Find the lines that contain the word "Private" and copy each one.

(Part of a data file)
________________________________________

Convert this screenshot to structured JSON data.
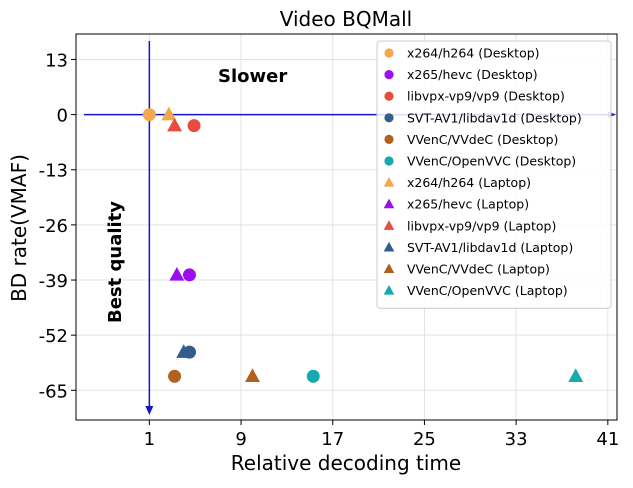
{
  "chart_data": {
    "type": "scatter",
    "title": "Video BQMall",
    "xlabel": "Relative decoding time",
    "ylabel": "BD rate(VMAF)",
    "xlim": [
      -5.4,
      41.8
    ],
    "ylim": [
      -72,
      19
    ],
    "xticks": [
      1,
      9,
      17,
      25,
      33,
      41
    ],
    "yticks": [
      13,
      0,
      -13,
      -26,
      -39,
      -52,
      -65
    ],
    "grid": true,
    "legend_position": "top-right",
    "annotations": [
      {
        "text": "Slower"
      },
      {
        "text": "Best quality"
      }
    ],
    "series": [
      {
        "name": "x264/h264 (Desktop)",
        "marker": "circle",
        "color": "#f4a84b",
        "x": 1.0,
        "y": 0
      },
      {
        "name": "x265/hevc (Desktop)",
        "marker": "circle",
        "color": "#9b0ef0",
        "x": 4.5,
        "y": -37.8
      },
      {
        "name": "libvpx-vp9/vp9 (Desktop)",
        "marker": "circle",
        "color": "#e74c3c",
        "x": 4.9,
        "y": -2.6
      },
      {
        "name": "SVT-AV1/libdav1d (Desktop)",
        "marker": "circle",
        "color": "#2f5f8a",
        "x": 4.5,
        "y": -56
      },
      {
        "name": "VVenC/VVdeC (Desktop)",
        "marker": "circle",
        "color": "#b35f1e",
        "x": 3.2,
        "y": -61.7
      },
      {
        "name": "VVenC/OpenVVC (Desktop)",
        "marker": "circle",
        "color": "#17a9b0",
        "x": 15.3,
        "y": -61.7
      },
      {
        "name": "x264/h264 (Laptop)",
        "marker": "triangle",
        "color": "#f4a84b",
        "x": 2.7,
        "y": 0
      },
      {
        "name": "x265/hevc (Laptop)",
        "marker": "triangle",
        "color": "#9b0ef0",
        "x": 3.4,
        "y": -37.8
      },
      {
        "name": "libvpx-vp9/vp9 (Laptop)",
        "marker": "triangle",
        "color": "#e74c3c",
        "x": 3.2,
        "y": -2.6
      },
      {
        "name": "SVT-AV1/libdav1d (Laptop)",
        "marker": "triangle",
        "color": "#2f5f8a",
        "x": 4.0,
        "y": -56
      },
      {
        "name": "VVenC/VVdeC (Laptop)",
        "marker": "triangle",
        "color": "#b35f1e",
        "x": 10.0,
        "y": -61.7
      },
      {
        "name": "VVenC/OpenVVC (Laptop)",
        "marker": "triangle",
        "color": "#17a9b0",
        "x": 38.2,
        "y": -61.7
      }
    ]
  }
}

________________________________________

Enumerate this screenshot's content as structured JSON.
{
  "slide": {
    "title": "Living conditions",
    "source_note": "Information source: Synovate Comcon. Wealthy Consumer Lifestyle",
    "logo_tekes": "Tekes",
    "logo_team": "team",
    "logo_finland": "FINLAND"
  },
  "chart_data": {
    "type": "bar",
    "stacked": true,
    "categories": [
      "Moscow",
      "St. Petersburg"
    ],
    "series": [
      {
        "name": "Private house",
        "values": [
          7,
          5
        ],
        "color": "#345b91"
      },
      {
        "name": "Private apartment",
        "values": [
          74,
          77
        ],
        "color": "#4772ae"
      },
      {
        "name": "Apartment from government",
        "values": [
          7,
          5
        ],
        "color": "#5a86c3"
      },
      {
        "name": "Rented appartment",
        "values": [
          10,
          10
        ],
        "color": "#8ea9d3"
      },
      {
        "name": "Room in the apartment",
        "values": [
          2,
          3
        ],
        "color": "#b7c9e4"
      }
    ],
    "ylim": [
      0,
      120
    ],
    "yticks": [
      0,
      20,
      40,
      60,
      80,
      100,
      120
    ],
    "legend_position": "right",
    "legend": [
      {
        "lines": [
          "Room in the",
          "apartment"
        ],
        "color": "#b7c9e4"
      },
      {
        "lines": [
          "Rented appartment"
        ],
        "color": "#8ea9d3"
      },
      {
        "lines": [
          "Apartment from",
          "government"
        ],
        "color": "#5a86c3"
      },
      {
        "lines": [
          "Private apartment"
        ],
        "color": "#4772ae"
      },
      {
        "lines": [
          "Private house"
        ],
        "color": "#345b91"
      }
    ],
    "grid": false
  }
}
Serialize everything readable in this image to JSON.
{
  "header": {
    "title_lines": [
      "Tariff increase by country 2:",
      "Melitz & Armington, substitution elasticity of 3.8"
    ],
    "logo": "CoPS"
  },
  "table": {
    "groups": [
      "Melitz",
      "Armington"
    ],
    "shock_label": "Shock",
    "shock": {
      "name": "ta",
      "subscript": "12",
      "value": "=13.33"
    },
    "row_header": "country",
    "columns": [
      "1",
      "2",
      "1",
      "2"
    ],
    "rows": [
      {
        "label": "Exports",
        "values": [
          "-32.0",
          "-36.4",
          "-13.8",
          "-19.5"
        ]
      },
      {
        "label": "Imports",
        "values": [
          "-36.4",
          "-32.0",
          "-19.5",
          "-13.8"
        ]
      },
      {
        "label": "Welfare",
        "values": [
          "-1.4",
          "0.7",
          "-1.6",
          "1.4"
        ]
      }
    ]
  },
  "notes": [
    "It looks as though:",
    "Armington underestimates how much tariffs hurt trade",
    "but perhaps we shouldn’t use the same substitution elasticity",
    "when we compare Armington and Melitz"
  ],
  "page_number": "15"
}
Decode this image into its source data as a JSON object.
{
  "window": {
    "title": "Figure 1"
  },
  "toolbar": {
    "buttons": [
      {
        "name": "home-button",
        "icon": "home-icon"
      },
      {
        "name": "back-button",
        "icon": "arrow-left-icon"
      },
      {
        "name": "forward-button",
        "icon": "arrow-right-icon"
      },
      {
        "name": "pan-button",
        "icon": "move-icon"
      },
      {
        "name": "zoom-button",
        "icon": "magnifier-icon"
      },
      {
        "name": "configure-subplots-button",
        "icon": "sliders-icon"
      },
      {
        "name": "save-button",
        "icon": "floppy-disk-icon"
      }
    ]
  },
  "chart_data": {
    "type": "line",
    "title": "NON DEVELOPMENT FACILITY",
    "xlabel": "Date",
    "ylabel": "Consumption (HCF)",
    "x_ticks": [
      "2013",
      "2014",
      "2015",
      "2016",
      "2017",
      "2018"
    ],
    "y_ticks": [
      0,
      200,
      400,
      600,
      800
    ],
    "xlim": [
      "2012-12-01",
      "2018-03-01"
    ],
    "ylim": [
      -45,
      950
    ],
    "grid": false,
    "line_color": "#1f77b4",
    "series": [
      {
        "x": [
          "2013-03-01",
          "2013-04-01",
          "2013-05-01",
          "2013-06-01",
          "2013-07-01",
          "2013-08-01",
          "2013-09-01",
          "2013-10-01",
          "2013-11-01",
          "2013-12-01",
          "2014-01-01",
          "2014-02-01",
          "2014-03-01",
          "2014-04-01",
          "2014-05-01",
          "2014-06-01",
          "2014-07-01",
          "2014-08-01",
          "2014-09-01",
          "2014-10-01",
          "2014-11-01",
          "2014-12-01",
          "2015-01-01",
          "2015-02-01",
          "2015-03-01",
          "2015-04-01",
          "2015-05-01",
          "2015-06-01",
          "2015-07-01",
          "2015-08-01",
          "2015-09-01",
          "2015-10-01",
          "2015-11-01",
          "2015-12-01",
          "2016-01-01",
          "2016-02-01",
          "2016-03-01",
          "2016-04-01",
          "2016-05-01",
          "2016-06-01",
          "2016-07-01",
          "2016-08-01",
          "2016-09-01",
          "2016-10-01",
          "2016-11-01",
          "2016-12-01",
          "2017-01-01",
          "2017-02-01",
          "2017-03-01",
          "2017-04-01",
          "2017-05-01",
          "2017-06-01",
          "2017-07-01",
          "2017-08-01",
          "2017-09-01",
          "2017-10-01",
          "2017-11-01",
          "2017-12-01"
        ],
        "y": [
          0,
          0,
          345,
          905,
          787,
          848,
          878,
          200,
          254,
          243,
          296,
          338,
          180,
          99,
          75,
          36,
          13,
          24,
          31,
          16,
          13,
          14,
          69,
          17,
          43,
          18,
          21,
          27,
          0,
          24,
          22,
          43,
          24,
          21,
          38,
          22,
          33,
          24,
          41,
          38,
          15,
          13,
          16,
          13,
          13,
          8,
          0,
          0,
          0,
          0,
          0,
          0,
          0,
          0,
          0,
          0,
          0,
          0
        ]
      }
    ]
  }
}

________________________________________

COMPLETE OUTPUT —
        "name": "Private house",
        "name": "Private apartment",
          "Private apartment"
          "Private house"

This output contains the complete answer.